[Collected data]
────────────────────

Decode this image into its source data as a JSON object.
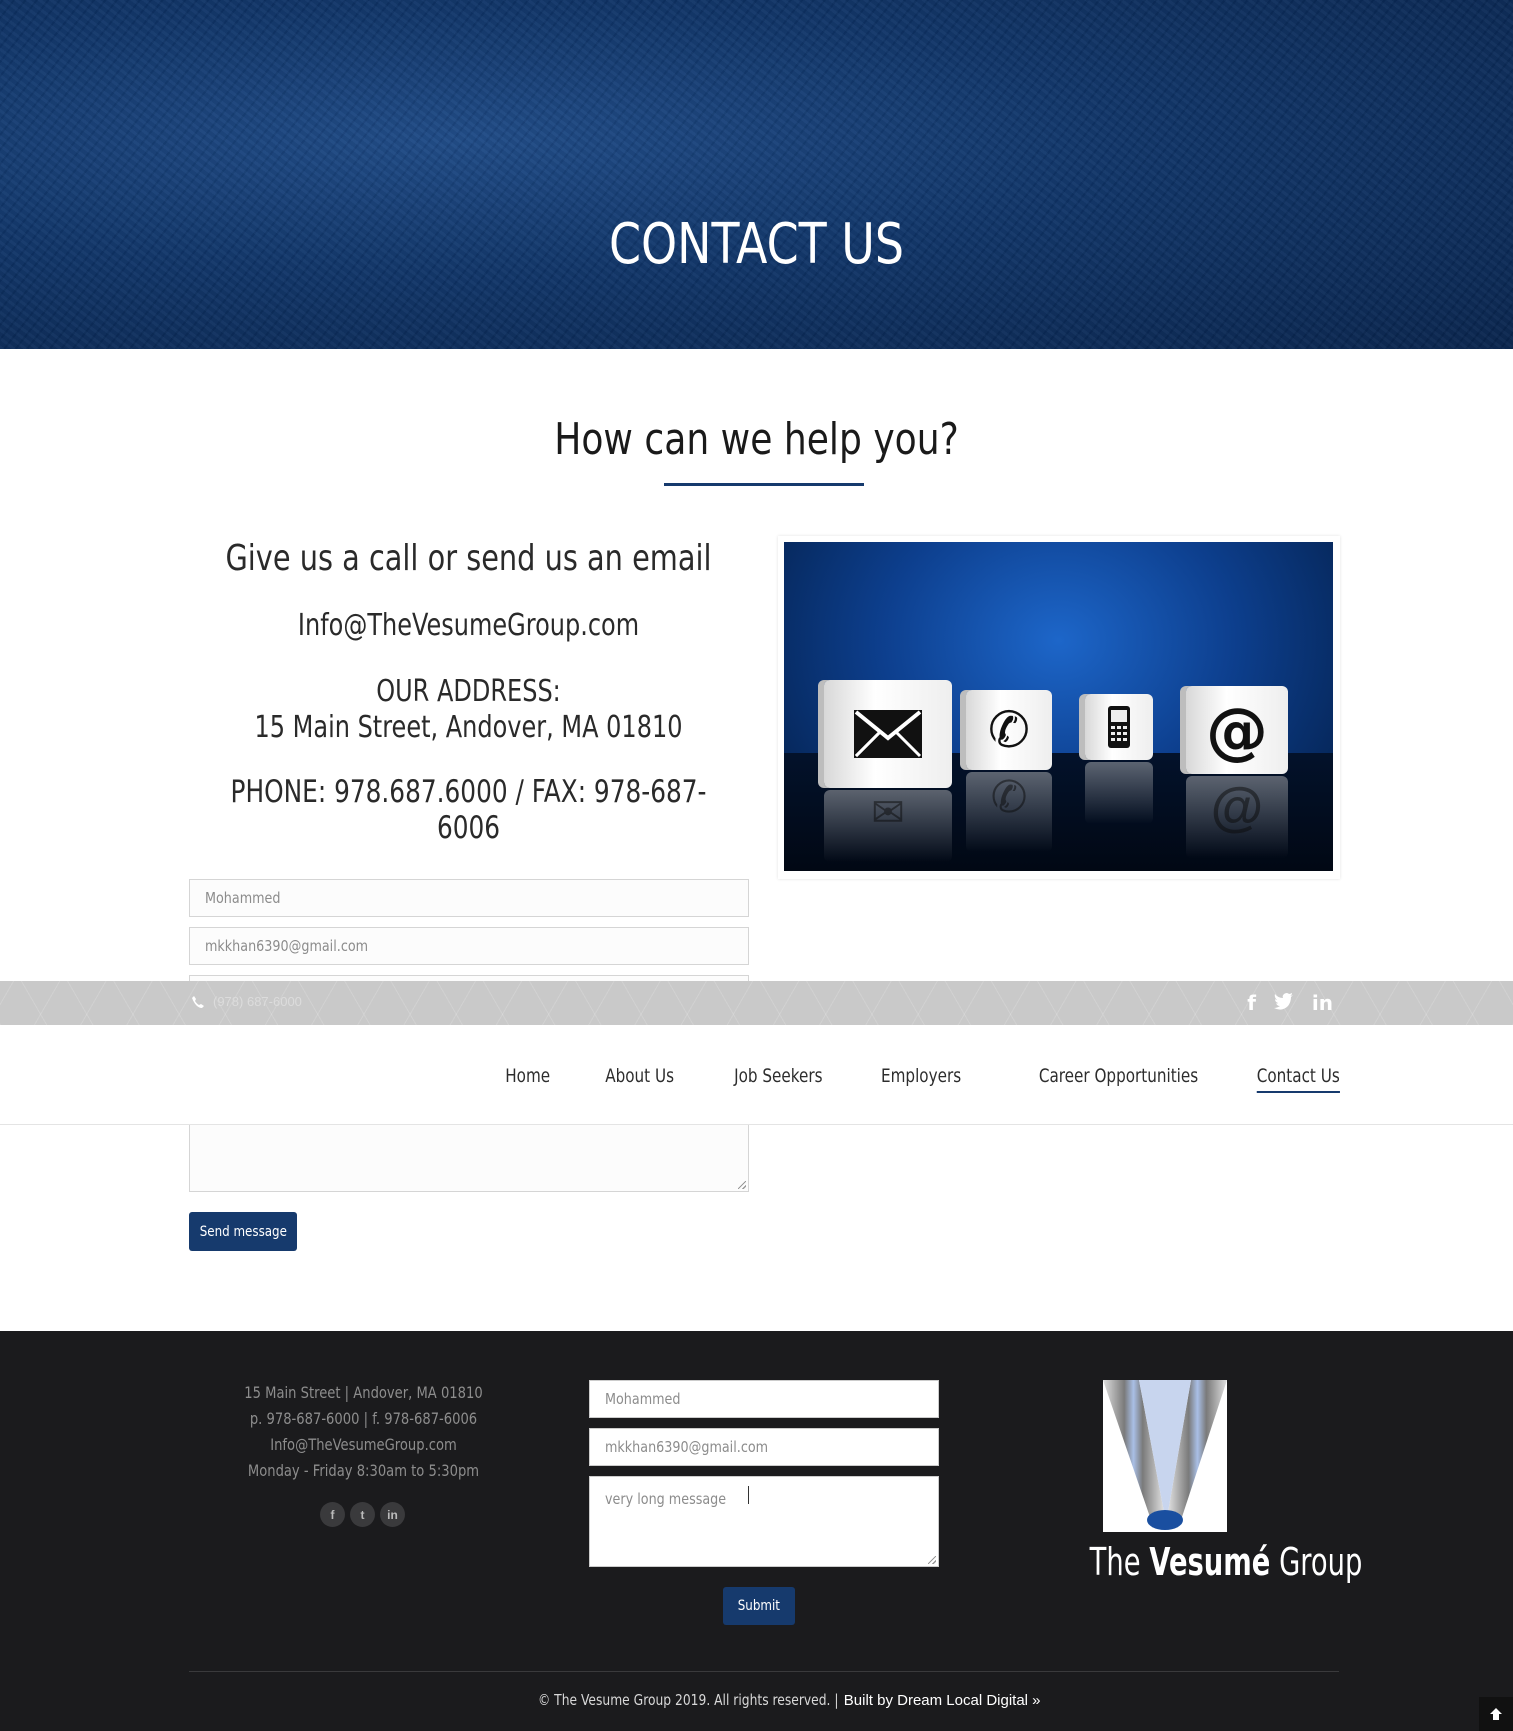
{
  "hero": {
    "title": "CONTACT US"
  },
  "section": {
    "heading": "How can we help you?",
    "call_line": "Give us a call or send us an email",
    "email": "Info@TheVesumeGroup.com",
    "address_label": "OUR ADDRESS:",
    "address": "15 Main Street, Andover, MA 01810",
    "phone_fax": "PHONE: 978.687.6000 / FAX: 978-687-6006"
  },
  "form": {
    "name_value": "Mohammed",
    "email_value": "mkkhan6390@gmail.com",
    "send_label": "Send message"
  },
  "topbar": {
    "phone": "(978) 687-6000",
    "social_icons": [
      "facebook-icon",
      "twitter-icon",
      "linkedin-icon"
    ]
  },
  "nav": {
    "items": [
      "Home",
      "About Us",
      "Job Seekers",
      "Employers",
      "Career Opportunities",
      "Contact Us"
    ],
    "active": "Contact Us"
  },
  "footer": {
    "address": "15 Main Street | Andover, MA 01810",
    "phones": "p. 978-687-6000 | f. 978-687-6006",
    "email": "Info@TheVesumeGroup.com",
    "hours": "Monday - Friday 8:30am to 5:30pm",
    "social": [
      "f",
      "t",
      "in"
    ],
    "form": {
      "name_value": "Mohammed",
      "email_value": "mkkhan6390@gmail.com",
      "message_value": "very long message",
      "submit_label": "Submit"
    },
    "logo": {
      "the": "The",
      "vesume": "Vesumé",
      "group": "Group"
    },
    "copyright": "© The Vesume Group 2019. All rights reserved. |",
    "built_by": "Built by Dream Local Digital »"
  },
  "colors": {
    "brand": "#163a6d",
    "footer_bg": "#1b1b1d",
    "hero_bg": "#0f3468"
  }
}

────────────────────

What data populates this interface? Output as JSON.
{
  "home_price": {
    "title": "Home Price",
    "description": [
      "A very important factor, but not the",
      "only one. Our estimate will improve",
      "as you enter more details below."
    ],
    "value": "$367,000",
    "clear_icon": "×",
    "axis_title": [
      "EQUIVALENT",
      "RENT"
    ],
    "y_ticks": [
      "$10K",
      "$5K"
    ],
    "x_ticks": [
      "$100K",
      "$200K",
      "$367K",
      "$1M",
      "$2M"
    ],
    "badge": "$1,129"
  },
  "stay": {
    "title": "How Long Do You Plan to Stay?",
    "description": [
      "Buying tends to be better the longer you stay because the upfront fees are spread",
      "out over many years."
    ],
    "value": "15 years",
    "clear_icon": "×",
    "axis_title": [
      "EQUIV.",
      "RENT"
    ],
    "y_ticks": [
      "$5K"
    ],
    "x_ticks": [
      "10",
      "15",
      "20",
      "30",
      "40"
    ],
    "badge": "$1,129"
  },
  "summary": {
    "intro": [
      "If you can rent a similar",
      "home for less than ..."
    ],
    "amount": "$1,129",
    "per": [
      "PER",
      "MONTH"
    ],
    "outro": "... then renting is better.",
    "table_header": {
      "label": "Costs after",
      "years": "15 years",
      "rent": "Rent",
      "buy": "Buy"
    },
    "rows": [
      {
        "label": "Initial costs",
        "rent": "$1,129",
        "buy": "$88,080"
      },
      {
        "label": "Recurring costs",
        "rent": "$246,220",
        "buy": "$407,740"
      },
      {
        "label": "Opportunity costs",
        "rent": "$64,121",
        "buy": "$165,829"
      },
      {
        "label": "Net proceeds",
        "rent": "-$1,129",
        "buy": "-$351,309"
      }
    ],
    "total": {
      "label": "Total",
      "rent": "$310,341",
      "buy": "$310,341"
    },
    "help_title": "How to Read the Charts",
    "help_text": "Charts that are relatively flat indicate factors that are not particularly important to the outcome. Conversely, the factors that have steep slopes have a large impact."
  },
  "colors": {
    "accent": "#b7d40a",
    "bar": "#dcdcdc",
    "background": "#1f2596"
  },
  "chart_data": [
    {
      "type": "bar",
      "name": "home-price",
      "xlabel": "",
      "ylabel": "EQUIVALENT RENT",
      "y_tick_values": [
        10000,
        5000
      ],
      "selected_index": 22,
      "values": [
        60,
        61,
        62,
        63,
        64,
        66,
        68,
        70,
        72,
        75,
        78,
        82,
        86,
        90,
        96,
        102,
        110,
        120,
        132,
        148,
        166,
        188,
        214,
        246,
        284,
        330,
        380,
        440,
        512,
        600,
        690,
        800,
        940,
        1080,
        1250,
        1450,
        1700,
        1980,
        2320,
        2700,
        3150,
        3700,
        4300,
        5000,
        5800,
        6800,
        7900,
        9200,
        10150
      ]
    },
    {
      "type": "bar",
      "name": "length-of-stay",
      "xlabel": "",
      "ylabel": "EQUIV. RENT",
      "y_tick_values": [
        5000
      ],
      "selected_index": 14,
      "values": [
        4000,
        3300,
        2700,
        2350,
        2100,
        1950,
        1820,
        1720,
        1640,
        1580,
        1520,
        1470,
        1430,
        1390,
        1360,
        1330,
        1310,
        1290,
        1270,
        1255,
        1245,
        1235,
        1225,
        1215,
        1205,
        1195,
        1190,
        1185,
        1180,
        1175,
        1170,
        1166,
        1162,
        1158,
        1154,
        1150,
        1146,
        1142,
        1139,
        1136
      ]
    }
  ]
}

────────────────────

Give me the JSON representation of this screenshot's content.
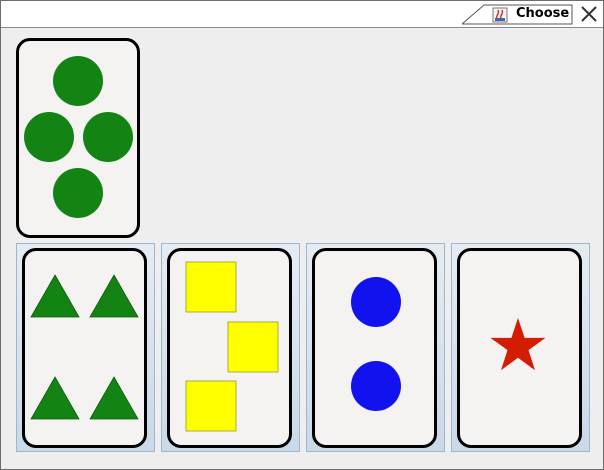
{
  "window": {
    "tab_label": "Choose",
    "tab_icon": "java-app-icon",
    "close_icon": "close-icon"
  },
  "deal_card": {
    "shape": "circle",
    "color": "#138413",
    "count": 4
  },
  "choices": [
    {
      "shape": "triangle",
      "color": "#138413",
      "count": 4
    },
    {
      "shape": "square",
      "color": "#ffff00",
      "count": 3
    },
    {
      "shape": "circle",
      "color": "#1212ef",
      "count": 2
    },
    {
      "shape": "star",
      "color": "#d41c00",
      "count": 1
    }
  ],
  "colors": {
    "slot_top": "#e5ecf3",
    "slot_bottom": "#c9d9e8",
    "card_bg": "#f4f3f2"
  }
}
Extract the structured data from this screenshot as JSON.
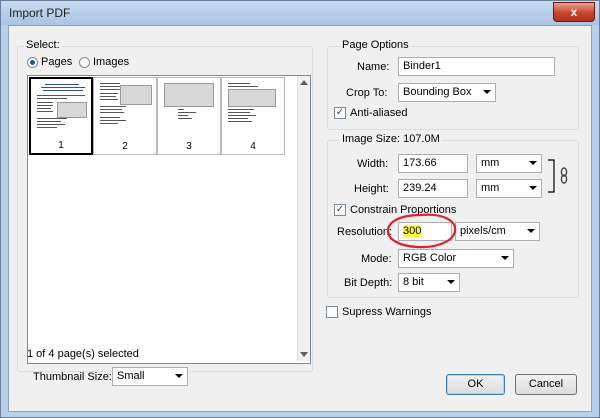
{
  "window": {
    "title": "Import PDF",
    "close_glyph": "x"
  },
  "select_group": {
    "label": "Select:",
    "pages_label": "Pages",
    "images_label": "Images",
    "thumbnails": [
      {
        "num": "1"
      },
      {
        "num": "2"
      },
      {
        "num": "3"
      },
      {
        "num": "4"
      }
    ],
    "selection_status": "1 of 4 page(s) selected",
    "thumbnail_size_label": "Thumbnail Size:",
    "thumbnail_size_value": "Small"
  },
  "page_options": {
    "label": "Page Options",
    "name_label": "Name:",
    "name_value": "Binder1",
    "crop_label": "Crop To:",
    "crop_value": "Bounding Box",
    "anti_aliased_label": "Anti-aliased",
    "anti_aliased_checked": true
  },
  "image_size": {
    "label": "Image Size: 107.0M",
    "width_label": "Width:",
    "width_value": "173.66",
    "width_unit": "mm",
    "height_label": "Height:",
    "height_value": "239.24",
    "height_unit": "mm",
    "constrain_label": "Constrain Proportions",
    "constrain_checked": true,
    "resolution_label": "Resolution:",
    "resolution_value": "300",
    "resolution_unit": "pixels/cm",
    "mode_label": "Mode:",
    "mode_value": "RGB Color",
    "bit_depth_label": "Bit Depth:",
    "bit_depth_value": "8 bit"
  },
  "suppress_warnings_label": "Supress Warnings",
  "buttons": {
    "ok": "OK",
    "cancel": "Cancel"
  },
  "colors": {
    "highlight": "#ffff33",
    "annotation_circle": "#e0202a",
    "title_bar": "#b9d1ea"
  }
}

────────────────────

Count each line where the string "very" occurs, and write only the number.

EXERCISE RESPONSE: 2